▸ Stored data entries

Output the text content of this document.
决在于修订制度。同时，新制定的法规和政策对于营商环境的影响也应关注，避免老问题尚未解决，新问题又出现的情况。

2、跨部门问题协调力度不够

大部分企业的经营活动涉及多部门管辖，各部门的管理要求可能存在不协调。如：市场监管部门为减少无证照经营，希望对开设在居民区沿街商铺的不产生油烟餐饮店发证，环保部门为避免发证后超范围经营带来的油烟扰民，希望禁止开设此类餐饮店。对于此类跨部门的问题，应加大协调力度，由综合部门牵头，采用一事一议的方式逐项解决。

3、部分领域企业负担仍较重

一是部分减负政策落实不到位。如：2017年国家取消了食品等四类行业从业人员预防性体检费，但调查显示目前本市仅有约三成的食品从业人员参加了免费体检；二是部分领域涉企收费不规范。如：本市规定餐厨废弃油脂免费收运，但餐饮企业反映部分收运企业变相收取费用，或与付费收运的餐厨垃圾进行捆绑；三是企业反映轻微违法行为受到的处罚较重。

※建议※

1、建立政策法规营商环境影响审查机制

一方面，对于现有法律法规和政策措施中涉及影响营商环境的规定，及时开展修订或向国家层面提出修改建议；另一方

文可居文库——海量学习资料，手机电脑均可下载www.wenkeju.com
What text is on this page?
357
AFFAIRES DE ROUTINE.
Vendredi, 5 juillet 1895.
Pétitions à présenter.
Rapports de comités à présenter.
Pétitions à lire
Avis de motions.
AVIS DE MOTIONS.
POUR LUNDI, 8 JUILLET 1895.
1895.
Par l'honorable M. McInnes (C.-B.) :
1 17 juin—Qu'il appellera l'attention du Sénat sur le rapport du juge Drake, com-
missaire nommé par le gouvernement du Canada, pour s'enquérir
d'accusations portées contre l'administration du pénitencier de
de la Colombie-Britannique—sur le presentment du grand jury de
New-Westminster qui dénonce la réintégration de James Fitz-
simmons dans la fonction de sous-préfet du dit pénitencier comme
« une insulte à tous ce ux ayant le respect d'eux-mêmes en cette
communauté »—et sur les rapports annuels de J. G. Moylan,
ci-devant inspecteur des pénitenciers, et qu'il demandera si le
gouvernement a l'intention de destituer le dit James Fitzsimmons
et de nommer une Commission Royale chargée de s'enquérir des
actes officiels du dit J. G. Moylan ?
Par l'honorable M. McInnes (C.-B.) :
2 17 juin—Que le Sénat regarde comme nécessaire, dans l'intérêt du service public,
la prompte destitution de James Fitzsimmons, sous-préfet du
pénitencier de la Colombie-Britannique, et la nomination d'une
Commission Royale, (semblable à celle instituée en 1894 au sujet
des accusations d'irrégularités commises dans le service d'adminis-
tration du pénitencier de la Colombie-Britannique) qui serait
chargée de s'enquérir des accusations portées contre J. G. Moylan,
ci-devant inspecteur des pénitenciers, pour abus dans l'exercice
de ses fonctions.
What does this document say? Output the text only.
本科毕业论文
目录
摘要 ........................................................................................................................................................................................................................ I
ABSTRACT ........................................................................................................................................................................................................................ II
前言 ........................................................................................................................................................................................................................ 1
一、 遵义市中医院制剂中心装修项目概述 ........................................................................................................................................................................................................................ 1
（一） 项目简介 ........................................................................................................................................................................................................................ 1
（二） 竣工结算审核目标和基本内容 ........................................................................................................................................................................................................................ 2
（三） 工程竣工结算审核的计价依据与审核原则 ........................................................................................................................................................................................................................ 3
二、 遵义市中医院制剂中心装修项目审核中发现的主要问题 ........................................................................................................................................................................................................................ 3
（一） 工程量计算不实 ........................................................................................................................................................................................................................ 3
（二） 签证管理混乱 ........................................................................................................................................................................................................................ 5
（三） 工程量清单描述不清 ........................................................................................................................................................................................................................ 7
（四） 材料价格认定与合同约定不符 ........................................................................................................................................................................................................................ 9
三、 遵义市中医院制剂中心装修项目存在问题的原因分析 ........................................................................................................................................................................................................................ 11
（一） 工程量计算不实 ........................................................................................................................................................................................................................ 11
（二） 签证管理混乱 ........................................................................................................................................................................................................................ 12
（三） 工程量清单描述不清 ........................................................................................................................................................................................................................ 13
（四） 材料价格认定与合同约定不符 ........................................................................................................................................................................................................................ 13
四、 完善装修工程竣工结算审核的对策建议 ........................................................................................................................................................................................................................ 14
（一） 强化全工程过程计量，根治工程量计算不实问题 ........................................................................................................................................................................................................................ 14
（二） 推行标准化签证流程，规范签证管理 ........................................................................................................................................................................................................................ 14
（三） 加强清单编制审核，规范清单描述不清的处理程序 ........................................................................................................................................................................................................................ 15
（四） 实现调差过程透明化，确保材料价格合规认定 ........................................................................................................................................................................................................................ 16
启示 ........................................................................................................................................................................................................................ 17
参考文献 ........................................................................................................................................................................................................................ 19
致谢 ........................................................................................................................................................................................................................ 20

▸ Exercise aim
From the records above, extract everything verbatim.

▸ Task answer
Output the text content of this document.
决在于修订制度。同时，新制定的法规和政策对于营商环境的影响也应关注，避免老问题尚未解决，新问题又出现的情况。

2、跨部门问题协调力度不够

大部分企业的经营活动涉及多部门管辖，各部门的管理要求可能存在不协调。如：市场监管部门为减少无证照经营，希望对开设在居民区沿街商铺的不产生油烟餐饮店发证，环保部门为避免发证后超范围经营带来的油烟扰民，希望禁止开设此类餐饮店。对于此类跨部门的问题，应加大协调力度，由综合部门牵头，采用一事一议的方式逐项解决。

3、部分领域企业负担仍较重

一是部分减负政策落实不到位。如：2017年国家取消了食品等四类行业从业人员预防性体检费，但调查显示目前本市仅有约三成的食品从业人员参加了免费体检；二是部分领域涉企收费不规范。如：本市规定餐厨废弃油脂免费收运，但餐饮企业反映部分收运企业变相收取费用，或与付费收运的餐厨垃圾进行捆绑；三是企业反映轻微违法行为受到的处罚较重。

※建议※

1、建立政策法规营商环境影响审查机制

一方面，对于现有法律法规和政策措施中涉及影响营商环境的规定，及时开展修订或向国家层面提出修改建议；另一方

文可居文库——海量学习资料，手机电脑均可下载www.wenkeju.com
What text is on this page?
357
AFFAIRES DE ROUTINE.
Vendredi, 5 juillet 1895.
Pétitions à présenter.
Rapports de comités à présenter.
Pétitions à lire
Avis de motions.
AVIS DE MOTIONS.
POUR LUNDI, 8 JUILLET 1895.
1895.
Par l'honorable M. McInnes (C.-B.) :
1 17 juin—Qu'il appellera l'attention du Sénat sur le rapport du juge Drake, com-
missaire nommé par le gouvernement du Canada, pour s'enquérir
d'accusations portées contre l'administration du pénitencier de
de la Colombie-Britannique—sur le presentment du grand jury de
New-Westminster qui dénonce la réintégration de James Fitz-
simmons dans la fonction de sous-préfet du dit pénitencier comme
« une insulte à tous ce ux ayant le respect d'eux-mêmes en cette
communauté »—et sur les rapports annuels de J. G. Moylan,
ci-devant inspecteur des pénitenciers, et qu'il demandera si le
gouvernement a l'intention de destituer le dit James Fitzsimmons
et de nommer une Commission Royale chargée de s'enquérir des
actes officiels du dit J. G. Moylan ?
Par l'honorable M. McInnes (C.-B.) :
2 17 juin—Que le Sénat regarde comme nécessaire, dans l'intérêt du service public,
la prompte destitution de James Fitzsimmons, sous-préfet du
pénitencier de la Colombie-Britannique, et la nomination d'une
Commission Royale, (semblable à celle instituée en 1894 au sujet
des accusations d'irrégularités commises dans le service d'adminis-
tration du pénitencier de la Colombie-Britannique) qui serait
chargée de s'enquérir des accusations portées contre J. G. Moylan,
ci-devant inspecteur des pénitenciers, pour abus dans l'exercice
de ses fonctions.
What does this document say? Output the text only.
本科毕业论文
目录
摘要 ........................................................................................................................................................................................................................ I
ABSTRACT ........................................................................................................................................................................................................................ II
前言 ........................................................................................................................................................................................................................ 1
一、 遵义市中医院制剂中心装修项目概述 ........................................................................................................................................................................................................................ 1
（一） 项目简介 ........................................................................................................................................................................................................................ 1
（二） 竣工结算审核目标和基本内容 ........................................................................................................................................................................................................................ 2
（三） 工程竣工结算审核的计价依据与审核原则 ........................................................................................................................................................................................................................ 3
二、 遵义市中医院制剂中心装修项目审核中发现的主要问题 ........................................................................................................................................................................................................................ 3
（一） 工程量计算不实 ........................................................................................................................................................................................................................ 3
（二） 签证管理混乱 ........................................................................................................................................................................................................................ 5
（三） 工程量清单描述不清 ........................................................................................................................................................................................................................ 7
（四） 材料价格认定与合同约定不符 ........................................................................................................................................................................................................................ 9
三、 遵义市中医院制剂中心装修项目存在问题的原因分析 ........................................................................................................................................................................................................................ 11
（一） 工程量计算不实 ........................................................................................................................................................................................................................ 11
（二） 签证管理混乱 ........................................................................................................................................................................................................................ 12
（三） 工程量清单描述不清 ........................................................................................................................................................................................................................ 13
（四） 材料价格认定与合同约定不符 ........................................................................................................................................................................................................................ 13
四、 完善装修工程竣工结算审核的对策建议 ........................................................................................................................................................................................................................ 14
（一） 强化全工程过程计量，根治工程量计算不实问题 ........................................................................................................................................................................................................................ 14
（二） 推行标准化签证流程，规范签证管理 ........................................................................................................................................................................................................................ 14
（三） 加强清单编制审核，规范清单描述不清的处理程序 ........................................................................................................................................................................................................................ 15
（四） 实现调差过程透明化，确保材料价格合规认定 ........................................................................................................................................................................................................................ 16
启示 ........................................................................................................................................................................................................................ 17
参考文献 ........................................................................................................................................................................................................................ 19
致谢 ........................................................................................................................................................................................................................ 20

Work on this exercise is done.